## WHAT IS REQUIRED
Without the images, write out all of the following entries exactly.

## Saved entries
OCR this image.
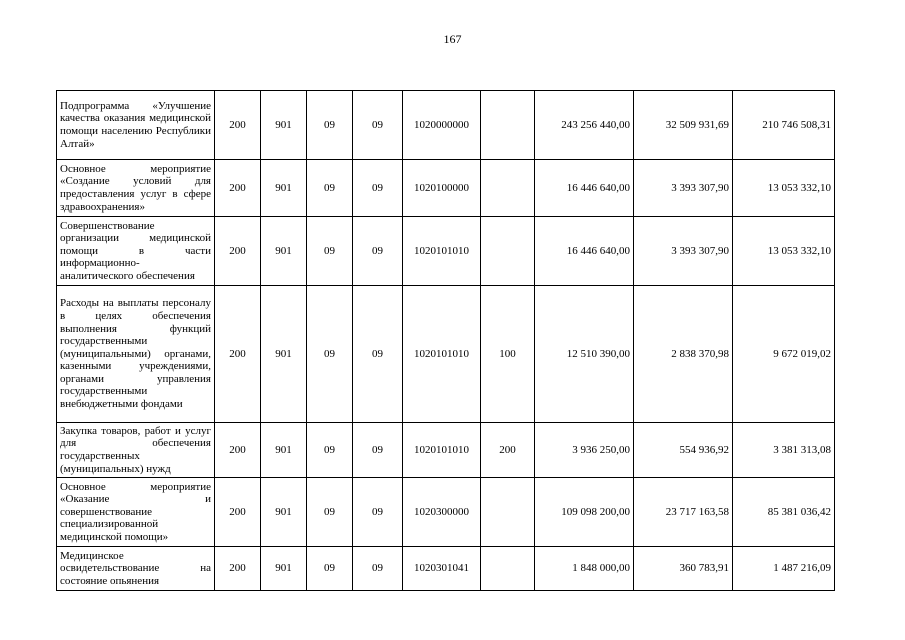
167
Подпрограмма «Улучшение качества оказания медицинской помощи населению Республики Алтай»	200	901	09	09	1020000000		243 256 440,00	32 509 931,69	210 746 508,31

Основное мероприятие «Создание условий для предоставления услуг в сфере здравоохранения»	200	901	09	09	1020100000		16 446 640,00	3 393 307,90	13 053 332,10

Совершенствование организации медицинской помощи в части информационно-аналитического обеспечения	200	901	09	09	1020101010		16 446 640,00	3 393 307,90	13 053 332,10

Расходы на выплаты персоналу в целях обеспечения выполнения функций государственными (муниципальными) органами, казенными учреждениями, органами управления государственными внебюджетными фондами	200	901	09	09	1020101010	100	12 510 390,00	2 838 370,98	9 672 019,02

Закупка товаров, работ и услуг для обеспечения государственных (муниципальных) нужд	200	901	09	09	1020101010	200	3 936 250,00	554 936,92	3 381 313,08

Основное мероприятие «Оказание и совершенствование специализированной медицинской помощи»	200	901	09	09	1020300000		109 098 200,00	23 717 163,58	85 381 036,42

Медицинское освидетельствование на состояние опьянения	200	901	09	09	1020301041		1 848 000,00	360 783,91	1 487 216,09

## EXERCISE ANSWER
OCR this image.
167
Подпрограмма «Улучшение качества оказания медицинской помощи населению Республики Алтай»	200	901	09	09	1020000000		243 256 440,00	32 509 931,69	210 746 508,31

Основное мероприятие «Создание условий для предоставления услуг в сфере здравоохранения»	200	901	09	09	1020100000		16 446 640,00	3 393 307,90	13 053 332,10

Совершенствование организации медицинской помощи в части информационно-аналитического обеспечения	200	901	09	09	1020101010		16 446 640,00	3 393 307,90	13 053 332,10

Расходы на выплаты персоналу в целях обеспечения выполнения функций государственными (муниципальными) органами, казенными учреждениями, органами управления государственными внебюджетными фондами	200	901	09	09	1020101010	100	12 510 390,00	2 838 370,98	9 672 019,02

Закупка товаров, работ и услуг для обеспечения государственных (муниципальных) нужд	200	901	09	09	1020101010	200	3 936 250,00	554 936,92	3 381 313,08

Основное мероприятие «Оказание и совершенствование специализированной медицинской помощи»	200	901	09	09	1020300000		109 098 200,00	23 717 163,58	85 381 036,42

Медицинское освидетельствование на состояние опьянения	200	901	09	09	1020301041		1 848 000,00	360 783,91	1 487 216,09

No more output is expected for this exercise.